Requirement:
Records follow. Select each line holding "Luftdruck".
::: Material for this task
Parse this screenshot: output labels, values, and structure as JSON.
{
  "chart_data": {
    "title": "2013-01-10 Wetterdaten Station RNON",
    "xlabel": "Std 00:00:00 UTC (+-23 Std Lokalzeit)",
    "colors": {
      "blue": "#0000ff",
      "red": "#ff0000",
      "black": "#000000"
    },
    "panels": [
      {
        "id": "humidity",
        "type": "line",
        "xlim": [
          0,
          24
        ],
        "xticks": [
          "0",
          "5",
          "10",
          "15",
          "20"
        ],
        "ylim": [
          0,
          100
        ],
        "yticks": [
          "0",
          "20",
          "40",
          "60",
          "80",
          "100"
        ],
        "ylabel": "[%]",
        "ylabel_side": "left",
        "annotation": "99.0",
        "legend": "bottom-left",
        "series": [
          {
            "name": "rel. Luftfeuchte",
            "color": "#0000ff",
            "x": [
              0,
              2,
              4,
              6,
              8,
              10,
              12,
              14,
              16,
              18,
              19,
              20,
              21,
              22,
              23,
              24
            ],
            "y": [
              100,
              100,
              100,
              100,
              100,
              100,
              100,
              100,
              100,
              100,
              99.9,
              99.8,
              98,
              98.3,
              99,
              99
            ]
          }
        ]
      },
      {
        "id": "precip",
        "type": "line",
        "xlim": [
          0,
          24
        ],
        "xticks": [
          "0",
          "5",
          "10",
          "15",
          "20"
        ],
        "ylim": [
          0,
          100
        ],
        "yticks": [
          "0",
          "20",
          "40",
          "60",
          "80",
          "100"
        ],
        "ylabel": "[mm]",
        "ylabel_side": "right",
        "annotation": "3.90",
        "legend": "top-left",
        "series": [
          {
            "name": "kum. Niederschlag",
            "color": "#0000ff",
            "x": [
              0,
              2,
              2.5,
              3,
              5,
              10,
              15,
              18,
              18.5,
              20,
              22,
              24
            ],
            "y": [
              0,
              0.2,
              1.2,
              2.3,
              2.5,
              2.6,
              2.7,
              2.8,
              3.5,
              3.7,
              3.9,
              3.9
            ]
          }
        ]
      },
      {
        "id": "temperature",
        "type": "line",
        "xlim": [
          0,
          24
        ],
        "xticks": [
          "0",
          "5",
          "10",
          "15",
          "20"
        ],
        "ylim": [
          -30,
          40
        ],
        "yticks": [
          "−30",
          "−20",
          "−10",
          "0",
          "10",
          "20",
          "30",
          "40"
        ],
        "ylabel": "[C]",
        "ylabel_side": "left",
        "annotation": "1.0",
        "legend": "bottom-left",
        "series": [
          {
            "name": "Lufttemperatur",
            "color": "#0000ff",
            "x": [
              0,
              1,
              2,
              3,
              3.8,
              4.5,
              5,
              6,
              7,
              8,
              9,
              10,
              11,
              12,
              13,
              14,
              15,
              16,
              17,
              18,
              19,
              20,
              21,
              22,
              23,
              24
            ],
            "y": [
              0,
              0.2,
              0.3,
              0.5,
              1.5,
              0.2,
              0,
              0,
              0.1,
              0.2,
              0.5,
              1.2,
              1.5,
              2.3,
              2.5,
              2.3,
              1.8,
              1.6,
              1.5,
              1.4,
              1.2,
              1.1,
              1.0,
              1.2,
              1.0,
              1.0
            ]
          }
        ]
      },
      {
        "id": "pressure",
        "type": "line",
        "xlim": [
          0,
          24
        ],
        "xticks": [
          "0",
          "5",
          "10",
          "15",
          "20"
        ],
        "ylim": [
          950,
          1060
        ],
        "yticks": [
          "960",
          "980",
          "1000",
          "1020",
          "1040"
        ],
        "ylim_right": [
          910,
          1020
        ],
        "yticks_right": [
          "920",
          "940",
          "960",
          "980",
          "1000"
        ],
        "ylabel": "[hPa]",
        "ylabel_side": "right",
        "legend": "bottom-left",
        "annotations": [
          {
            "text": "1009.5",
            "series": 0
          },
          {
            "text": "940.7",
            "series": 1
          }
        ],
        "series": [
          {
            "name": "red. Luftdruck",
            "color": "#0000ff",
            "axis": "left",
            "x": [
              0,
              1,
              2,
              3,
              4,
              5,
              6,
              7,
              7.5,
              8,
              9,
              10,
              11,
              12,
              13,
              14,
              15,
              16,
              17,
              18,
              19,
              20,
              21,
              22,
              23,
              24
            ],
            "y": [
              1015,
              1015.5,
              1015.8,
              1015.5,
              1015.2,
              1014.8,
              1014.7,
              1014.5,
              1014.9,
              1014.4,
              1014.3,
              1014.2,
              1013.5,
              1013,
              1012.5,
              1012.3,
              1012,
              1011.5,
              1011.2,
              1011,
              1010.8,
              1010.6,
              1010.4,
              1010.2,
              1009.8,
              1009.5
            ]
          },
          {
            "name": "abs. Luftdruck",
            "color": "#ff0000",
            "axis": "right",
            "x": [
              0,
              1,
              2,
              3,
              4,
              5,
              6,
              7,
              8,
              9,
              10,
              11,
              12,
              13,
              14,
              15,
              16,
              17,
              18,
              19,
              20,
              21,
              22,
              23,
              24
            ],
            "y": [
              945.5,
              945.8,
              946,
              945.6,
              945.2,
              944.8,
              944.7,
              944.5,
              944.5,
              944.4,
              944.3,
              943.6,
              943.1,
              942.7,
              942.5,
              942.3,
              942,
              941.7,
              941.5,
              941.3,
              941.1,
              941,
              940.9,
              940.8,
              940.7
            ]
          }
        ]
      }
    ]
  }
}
::::::
Written answer:
            "name": "red. Luftdruck",
            "name": "abs. Luftdruck",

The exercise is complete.